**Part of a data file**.
(begin)
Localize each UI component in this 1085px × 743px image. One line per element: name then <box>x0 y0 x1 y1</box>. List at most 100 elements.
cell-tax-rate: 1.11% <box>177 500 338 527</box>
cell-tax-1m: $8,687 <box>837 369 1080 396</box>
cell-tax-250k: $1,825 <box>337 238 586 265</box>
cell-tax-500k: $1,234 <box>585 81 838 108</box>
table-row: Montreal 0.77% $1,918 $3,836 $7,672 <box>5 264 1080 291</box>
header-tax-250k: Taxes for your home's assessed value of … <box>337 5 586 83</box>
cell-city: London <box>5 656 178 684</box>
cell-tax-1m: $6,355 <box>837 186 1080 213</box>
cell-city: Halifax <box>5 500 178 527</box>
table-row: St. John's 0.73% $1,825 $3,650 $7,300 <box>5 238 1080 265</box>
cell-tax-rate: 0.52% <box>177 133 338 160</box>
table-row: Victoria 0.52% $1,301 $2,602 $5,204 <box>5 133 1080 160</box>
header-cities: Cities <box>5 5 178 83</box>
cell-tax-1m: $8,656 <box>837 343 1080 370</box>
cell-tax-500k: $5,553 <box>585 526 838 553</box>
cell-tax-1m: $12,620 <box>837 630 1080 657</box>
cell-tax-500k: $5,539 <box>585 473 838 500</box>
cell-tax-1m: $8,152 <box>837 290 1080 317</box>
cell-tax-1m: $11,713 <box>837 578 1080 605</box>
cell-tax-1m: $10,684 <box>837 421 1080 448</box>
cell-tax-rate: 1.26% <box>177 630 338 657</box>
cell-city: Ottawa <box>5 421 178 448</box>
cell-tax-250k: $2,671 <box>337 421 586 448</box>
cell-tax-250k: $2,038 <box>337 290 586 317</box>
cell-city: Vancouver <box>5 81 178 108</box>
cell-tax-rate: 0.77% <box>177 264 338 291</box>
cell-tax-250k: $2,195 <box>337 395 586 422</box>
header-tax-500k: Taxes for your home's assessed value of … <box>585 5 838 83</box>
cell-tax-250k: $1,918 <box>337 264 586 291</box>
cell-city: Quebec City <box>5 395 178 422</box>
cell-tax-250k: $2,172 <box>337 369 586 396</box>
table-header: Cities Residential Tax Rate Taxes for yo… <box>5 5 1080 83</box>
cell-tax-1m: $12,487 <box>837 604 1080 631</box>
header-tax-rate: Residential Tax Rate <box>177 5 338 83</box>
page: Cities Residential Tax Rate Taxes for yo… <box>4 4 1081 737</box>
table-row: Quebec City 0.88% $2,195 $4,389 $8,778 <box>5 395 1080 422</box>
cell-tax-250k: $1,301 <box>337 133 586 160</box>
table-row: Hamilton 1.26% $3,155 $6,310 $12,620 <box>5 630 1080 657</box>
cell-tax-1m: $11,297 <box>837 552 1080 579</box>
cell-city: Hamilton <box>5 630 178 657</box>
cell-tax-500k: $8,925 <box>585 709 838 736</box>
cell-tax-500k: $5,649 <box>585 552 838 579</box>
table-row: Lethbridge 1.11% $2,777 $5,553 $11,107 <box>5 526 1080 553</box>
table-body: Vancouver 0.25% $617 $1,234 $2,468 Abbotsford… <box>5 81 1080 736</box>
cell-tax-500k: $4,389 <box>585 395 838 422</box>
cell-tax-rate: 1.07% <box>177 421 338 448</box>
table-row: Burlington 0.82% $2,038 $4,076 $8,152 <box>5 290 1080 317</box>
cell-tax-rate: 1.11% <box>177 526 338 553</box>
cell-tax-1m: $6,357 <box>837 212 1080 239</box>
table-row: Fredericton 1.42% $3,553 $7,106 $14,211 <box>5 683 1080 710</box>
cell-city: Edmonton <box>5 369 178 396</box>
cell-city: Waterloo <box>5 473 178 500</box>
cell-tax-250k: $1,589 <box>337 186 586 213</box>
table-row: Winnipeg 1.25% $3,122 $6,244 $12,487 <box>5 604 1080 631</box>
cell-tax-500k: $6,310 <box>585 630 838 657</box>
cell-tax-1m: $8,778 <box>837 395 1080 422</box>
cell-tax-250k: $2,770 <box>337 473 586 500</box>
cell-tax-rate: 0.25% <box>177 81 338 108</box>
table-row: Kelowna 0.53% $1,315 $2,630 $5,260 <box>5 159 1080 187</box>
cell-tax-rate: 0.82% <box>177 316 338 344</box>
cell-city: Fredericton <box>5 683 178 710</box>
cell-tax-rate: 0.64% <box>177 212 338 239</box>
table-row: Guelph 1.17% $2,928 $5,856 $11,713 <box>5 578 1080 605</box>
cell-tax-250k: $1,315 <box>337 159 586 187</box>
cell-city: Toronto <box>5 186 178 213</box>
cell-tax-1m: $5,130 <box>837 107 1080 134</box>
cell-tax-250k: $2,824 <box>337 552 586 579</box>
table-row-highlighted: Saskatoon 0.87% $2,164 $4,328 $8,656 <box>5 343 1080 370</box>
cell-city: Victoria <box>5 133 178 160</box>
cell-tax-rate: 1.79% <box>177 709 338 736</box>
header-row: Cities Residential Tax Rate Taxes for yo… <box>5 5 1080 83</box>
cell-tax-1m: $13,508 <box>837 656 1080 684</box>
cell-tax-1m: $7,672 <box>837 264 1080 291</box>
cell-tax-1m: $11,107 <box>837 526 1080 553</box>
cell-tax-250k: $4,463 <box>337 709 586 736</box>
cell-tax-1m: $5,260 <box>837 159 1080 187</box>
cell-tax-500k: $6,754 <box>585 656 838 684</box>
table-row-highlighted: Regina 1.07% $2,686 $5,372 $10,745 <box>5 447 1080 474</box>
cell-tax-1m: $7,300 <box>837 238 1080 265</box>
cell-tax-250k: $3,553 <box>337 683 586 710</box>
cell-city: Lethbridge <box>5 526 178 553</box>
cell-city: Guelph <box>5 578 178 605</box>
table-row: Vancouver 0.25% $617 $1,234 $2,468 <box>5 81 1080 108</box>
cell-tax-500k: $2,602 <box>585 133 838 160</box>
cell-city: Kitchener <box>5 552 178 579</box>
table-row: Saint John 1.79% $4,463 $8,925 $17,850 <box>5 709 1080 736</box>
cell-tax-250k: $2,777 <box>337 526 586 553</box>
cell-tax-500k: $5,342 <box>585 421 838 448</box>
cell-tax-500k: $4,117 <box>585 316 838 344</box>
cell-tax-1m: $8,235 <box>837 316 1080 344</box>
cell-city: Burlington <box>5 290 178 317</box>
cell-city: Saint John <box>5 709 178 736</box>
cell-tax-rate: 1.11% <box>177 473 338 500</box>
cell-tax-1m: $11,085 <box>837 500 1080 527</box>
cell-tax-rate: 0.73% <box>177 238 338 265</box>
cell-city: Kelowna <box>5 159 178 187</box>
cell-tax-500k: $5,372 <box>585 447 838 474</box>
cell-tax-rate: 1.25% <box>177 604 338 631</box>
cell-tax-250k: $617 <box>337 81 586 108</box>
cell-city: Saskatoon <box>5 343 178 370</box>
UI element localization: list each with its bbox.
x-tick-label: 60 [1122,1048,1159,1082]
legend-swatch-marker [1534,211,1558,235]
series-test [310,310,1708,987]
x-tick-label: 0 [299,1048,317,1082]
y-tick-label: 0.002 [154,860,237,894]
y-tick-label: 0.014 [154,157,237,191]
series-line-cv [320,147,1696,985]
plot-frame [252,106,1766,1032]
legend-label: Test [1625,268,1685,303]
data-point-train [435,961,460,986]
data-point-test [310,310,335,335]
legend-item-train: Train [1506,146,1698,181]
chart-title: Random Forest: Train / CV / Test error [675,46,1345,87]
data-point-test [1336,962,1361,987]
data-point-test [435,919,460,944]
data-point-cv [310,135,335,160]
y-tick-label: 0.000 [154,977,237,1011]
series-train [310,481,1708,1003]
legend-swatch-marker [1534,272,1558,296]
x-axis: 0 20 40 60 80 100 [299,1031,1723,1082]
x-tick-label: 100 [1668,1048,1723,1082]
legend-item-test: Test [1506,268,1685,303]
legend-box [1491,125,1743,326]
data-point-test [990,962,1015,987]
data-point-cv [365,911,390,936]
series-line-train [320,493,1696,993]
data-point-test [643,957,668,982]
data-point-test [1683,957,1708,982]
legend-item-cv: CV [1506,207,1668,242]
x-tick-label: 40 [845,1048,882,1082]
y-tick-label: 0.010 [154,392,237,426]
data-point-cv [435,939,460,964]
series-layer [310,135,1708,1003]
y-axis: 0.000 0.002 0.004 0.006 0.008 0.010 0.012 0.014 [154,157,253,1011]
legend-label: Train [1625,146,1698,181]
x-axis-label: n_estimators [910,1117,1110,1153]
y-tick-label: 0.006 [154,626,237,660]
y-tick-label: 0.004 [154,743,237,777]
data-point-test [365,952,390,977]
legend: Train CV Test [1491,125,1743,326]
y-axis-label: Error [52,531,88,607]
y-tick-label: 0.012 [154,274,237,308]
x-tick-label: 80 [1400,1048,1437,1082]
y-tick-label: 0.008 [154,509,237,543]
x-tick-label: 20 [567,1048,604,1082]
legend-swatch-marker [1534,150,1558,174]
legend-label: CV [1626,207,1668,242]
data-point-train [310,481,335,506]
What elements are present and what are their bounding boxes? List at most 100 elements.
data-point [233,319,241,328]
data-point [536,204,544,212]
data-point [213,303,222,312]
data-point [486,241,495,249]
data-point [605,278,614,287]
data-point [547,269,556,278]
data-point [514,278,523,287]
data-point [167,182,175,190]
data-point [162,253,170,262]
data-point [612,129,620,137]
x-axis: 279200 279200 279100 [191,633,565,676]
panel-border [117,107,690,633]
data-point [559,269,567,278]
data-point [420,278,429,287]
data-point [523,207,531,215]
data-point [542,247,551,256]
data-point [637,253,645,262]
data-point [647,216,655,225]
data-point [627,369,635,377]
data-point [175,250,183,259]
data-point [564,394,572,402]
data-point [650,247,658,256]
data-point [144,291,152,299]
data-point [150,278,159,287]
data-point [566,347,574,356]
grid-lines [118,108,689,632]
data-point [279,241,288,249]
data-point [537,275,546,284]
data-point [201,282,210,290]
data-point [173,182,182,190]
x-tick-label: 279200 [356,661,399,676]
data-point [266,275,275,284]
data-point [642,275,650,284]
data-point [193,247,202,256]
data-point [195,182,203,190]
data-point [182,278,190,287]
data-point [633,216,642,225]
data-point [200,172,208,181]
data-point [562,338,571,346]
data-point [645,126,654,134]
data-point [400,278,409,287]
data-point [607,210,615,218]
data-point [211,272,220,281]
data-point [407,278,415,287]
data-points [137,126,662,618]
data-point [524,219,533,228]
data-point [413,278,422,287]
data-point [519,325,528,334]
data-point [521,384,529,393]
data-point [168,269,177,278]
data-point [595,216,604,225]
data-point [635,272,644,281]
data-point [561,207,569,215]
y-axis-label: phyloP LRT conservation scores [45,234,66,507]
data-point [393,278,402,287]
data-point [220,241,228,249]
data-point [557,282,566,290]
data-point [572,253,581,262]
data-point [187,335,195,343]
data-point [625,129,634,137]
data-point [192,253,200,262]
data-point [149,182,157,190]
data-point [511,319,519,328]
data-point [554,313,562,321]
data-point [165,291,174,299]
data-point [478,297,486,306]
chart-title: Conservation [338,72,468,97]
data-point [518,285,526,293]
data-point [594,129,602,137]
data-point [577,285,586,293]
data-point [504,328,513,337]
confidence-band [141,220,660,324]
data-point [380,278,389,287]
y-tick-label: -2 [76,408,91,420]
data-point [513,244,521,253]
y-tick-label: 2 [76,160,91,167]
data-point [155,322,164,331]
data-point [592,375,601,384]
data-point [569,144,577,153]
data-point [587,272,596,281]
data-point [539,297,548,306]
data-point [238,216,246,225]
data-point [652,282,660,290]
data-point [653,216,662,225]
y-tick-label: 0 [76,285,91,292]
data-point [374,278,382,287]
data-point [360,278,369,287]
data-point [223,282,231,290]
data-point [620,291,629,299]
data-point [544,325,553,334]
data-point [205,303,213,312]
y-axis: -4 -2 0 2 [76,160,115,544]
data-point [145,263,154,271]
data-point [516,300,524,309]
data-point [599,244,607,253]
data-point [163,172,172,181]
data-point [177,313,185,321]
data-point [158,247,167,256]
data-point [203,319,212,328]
(end)
**What needs to be done**. Please identify every line in the records above that contains the string "legend", and copy each of those lines.

**Task response**.
legend-swatch-marker [1534,211,1558,235]
legend-label: Test [1625,268,1685,303]
legend-item-train: Train [1506,146,1698,181]
legend-swatch-marker [1534,272,1558,296]
legend-item-test: Test [1506,268,1685,303]
legend-box [1491,125,1743,326]
legend-item-cv: CV [1506,207,1668,242]
legend-label: Train [1625,146,1698,181]
legend: Train CV Test [1491,125,1743,326]
legend-swatch-marker [1534,150,1558,174]
legend-label: CV [1626,207,1668,242]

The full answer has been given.